## Your instructions
Copy out all lines in the data below containing the string "screenshot".

○ ○ ○ ○ ○ ○ ○

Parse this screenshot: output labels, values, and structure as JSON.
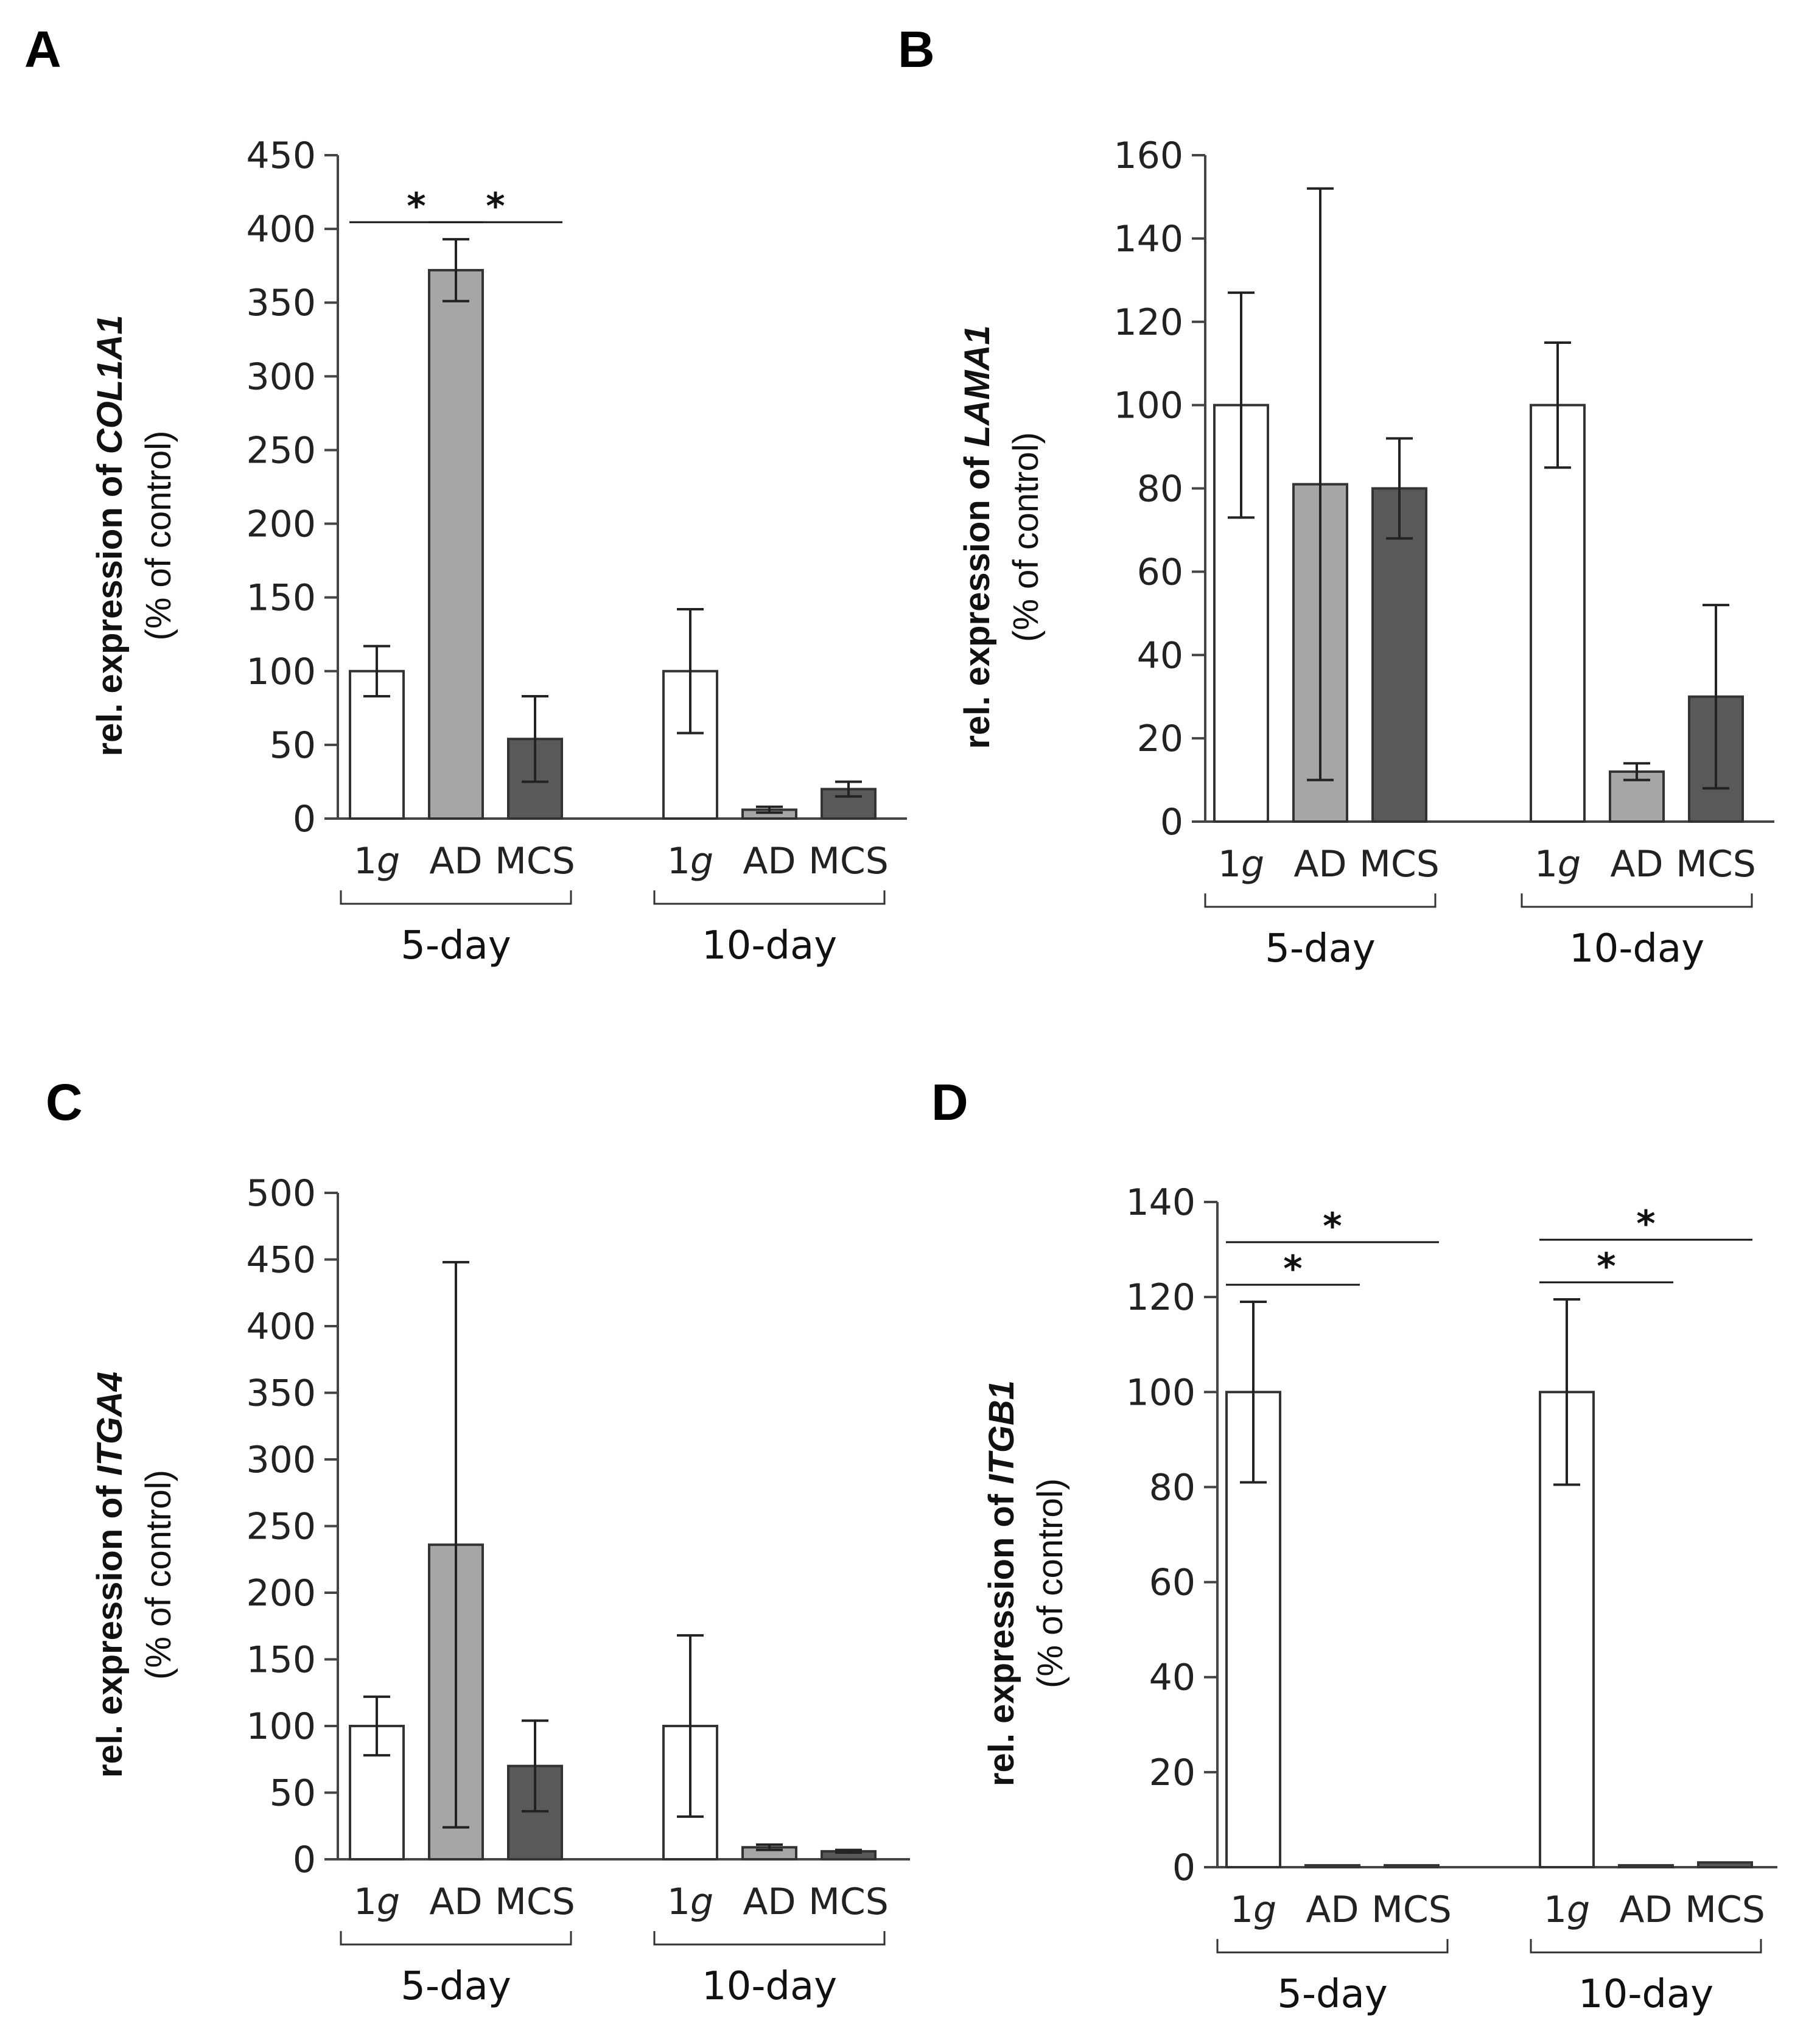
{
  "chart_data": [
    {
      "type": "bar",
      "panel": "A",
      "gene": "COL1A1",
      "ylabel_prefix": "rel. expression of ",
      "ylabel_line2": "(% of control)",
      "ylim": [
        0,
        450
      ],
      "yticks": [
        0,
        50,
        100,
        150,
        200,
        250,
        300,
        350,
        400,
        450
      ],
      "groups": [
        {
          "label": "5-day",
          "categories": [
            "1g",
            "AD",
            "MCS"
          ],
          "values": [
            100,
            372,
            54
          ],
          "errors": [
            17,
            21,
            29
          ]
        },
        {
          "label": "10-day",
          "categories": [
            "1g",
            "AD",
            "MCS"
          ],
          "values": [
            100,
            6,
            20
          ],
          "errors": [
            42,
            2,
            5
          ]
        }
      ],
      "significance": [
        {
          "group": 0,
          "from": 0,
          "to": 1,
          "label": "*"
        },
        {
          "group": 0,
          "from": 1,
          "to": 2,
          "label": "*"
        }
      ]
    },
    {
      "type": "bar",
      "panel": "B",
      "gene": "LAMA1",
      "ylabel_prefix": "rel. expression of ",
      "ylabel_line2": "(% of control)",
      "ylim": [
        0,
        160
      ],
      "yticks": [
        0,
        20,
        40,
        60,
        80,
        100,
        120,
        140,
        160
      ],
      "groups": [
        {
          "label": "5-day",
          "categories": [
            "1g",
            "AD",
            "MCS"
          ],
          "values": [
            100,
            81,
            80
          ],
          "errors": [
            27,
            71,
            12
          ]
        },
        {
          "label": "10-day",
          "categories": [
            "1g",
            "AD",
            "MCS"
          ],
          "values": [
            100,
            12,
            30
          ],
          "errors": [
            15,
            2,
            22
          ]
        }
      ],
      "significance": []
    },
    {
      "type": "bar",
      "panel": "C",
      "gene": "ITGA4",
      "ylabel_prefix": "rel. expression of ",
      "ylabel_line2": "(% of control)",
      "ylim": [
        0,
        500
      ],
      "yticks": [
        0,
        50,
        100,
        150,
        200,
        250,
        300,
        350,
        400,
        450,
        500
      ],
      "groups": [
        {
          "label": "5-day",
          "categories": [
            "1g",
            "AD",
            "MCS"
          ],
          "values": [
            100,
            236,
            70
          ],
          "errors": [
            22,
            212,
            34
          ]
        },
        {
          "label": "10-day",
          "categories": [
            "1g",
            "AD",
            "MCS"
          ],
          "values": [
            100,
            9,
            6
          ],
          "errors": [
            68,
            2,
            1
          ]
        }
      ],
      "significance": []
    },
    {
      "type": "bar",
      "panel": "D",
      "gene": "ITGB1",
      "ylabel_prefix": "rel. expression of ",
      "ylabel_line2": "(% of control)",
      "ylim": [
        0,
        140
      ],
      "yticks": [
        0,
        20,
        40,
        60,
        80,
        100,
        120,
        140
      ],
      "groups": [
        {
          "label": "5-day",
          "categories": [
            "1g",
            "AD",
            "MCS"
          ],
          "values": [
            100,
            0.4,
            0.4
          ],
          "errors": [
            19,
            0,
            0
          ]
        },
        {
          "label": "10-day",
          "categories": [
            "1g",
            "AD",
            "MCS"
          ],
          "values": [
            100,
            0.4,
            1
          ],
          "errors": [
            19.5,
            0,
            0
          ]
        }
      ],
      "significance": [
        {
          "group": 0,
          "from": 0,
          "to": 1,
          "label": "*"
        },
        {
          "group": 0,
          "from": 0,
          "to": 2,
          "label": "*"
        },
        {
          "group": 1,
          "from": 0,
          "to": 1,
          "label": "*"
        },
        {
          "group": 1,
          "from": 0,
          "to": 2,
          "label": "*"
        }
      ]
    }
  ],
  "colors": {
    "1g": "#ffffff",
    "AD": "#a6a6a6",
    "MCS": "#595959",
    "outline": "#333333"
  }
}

○ ○ ○ ○ ○ ○ ○

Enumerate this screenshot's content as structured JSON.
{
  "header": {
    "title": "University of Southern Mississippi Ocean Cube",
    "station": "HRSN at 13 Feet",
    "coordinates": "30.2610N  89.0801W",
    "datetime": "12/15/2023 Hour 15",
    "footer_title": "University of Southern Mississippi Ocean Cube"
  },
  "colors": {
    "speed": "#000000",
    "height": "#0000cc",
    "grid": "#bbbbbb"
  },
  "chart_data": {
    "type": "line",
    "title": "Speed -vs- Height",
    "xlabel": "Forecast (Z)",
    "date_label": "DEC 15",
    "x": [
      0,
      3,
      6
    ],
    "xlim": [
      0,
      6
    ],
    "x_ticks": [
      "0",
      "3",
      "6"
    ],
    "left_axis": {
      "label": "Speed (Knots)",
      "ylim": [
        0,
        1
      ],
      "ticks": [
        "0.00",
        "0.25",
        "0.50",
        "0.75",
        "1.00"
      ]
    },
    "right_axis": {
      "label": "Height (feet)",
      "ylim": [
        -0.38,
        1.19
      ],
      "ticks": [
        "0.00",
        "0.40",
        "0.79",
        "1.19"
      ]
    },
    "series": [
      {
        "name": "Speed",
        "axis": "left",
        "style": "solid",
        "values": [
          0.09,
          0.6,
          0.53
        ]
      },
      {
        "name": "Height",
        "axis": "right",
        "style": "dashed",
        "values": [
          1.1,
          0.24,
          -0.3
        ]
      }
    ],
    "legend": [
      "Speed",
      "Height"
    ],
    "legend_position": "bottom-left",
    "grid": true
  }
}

○ ○ ○ ○ ○ ○ ○

## Exercise answer
Parse this screenshot: output labels, values, and structure as JSON.
Enumerate this screenshot's content as structured JSON.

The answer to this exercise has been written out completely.